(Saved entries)
•••••

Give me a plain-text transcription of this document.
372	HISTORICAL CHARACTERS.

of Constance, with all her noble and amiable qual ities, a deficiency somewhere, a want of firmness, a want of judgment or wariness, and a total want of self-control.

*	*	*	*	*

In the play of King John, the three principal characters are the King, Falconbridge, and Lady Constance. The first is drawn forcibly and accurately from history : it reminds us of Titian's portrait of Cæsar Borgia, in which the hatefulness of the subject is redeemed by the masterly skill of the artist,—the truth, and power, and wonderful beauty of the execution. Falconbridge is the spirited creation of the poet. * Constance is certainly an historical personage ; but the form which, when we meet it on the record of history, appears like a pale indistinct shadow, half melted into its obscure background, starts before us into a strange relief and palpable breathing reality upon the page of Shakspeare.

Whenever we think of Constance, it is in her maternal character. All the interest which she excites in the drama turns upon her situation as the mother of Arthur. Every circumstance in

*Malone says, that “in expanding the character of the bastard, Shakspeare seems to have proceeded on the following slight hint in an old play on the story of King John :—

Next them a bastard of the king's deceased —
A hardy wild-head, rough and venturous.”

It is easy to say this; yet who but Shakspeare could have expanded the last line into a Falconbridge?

•••••

Show, from the material above, each line that includes the string "Falconbridge".

In the play of King John, the three principal characters are the King, Falconbridge, and Lady Constance. The first is drawn forcibly and accurately from history : it reminds us of Titian's portrait of Cæsar Borgia, in which the hatefulness of the subject is redeemed by the masterly skill of the artist,—the truth, and power, and wonderful beauty of the execution. Falconbridge is the spirited creation of the poet. * Constance is certainly an historical personage ; but the form which, when we meet it on the record of history, appears like a pale indistinct shadow, half melted into its obscure background, starts before us into a strange relief and palpable breathing reality upon the page of Shakspeare.
It is easy to say this; yet who but Shakspeare could have expanded the last line into a Falconbridge?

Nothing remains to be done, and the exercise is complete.